**TASK PROMPT**
Your answer should be a single number: the count of lines containing the string "autorizada".

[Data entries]

☆ ☆ ☆ ☆ ☆ ☆ ☆

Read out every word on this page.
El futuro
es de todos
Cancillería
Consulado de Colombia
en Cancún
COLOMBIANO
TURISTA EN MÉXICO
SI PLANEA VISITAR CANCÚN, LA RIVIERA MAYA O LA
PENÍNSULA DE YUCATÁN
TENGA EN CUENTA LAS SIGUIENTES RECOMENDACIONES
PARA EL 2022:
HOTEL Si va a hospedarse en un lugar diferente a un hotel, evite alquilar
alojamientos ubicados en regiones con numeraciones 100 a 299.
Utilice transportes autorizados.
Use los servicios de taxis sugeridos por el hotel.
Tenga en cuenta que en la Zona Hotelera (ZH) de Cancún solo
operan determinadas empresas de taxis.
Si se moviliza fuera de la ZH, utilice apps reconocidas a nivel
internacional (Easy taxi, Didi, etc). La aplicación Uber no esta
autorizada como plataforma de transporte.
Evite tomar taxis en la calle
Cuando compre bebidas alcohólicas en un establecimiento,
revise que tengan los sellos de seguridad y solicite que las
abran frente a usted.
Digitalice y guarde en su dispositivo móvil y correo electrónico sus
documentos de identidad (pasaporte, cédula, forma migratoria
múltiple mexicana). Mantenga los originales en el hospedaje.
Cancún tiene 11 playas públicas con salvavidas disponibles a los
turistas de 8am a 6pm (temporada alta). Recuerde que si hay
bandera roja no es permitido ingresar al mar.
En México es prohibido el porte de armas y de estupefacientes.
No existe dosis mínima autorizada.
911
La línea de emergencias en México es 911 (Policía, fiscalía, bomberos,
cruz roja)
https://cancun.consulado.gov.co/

☆ ☆ ☆ ☆ ☆ ☆ ☆

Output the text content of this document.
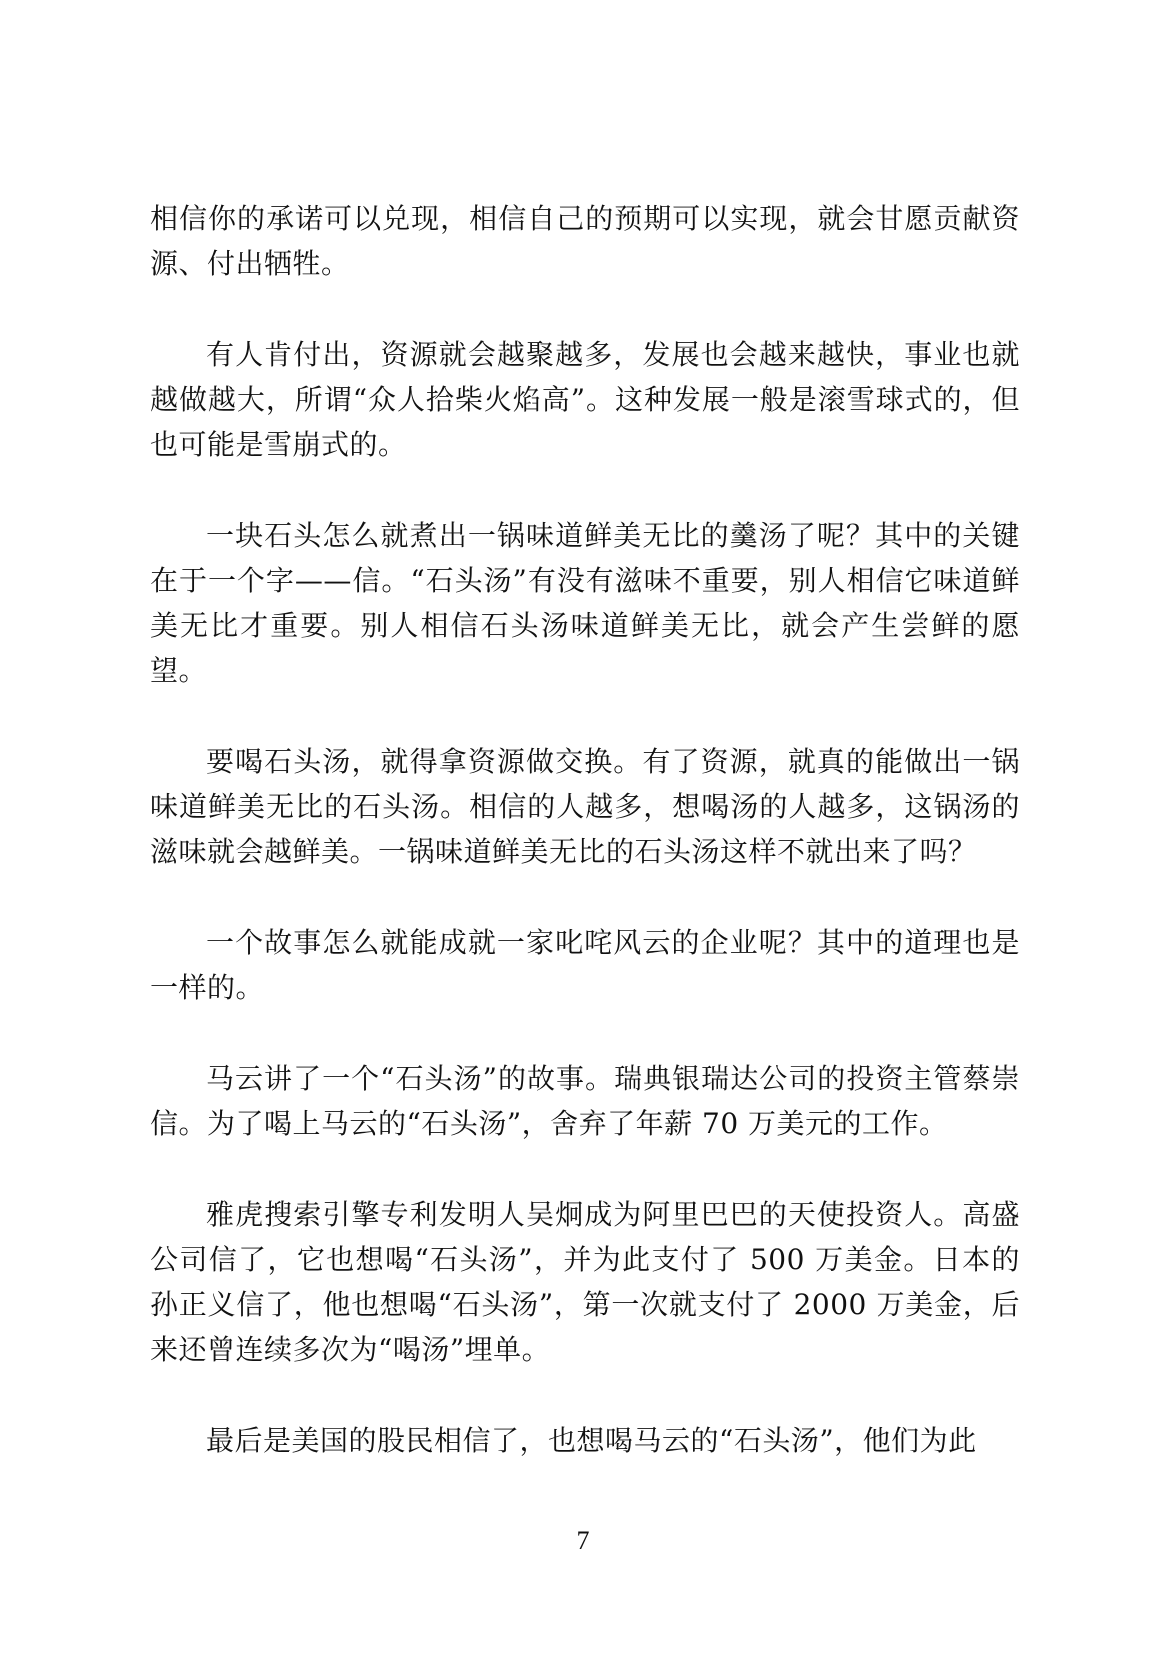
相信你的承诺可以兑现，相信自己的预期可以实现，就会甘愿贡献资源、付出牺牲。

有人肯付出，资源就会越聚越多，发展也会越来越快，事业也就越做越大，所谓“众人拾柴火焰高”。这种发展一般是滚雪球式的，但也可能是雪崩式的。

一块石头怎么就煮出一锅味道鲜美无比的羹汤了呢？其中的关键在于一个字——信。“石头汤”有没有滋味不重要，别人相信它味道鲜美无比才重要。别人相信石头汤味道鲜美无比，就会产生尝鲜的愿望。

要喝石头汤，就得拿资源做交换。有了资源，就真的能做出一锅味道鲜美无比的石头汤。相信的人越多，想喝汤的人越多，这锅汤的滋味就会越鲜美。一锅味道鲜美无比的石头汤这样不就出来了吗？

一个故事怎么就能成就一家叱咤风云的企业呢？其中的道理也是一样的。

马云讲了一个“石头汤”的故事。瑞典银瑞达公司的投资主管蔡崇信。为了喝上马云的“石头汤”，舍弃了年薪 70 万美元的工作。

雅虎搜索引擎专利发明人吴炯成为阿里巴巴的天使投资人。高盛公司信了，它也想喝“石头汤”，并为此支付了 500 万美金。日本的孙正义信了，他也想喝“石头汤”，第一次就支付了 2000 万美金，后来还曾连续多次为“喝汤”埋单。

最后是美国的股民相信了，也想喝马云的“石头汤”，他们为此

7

☆ ☆ ☆ ☆ ☆ ☆ ☆

**THE ANSWER**
2